### Work to do
Lines containing the word "Strychnine" are to be counted; state their number and nothing further.

[Extracted data entries]

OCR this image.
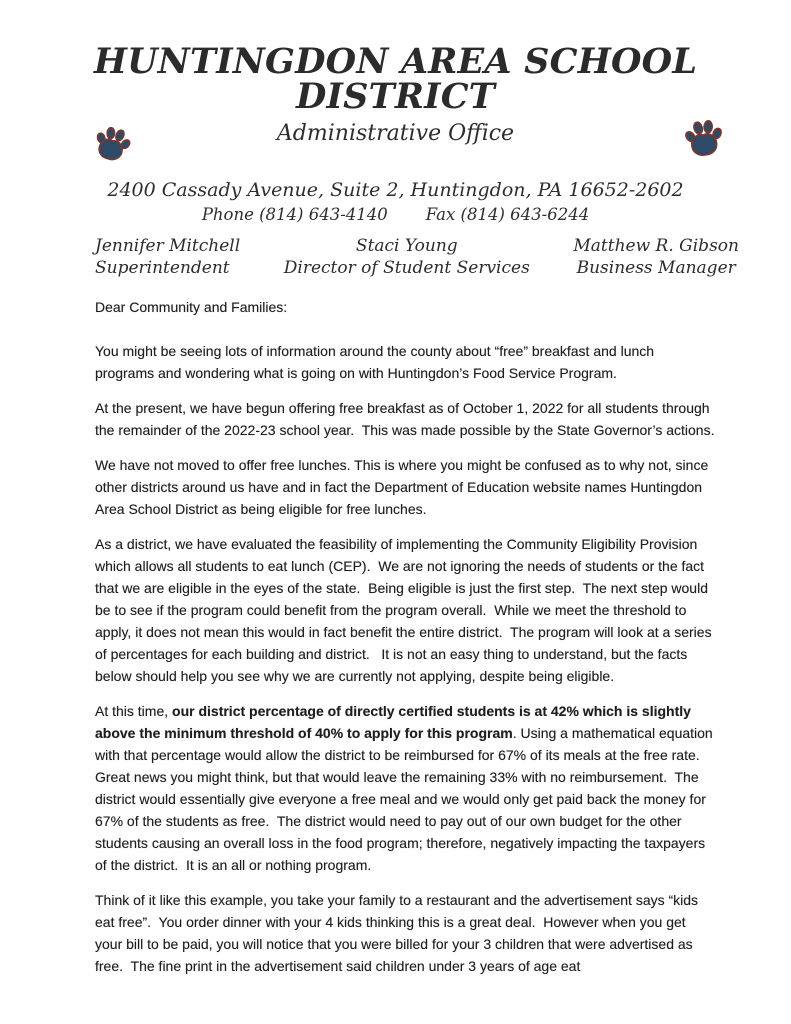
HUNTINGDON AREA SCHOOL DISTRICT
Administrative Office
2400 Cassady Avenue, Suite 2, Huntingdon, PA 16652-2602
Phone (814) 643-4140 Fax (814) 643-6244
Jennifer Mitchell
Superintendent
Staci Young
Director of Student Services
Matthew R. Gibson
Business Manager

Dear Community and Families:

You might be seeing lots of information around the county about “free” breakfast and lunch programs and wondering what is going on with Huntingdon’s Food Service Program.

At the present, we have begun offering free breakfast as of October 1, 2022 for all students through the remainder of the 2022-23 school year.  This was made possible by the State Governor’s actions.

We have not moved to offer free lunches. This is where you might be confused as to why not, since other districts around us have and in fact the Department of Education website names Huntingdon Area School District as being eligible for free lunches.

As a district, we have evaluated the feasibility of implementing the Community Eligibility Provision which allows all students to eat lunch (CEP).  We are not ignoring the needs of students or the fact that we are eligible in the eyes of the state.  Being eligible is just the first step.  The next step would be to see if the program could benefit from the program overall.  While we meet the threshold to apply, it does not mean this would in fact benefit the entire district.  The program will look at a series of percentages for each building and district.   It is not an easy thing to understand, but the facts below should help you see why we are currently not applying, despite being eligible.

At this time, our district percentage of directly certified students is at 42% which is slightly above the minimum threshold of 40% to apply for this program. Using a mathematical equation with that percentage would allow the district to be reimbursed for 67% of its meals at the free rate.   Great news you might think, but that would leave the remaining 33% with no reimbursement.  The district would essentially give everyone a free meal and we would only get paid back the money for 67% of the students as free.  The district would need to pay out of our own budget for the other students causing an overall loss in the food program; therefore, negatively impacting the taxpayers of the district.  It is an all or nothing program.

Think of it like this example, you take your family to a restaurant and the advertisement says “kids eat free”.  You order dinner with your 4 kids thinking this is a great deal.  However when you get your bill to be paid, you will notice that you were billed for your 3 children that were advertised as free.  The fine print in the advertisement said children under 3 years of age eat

--

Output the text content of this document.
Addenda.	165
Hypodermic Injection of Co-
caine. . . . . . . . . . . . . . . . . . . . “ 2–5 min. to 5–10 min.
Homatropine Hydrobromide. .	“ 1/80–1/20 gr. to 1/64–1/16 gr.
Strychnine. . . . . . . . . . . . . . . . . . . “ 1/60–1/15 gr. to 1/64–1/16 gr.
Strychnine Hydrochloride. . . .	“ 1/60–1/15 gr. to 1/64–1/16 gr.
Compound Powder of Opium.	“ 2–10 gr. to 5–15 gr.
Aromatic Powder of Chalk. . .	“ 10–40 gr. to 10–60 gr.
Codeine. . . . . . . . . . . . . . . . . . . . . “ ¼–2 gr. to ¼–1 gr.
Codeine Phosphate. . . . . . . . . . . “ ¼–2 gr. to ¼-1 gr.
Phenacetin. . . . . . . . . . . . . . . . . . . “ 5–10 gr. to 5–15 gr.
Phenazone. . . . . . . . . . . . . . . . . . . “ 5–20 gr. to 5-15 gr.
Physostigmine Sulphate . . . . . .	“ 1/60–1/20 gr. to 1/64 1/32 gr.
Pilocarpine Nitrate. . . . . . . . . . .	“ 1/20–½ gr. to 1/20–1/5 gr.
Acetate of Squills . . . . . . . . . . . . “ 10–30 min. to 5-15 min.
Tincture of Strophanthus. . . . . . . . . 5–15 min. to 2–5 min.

### Completed exercise
2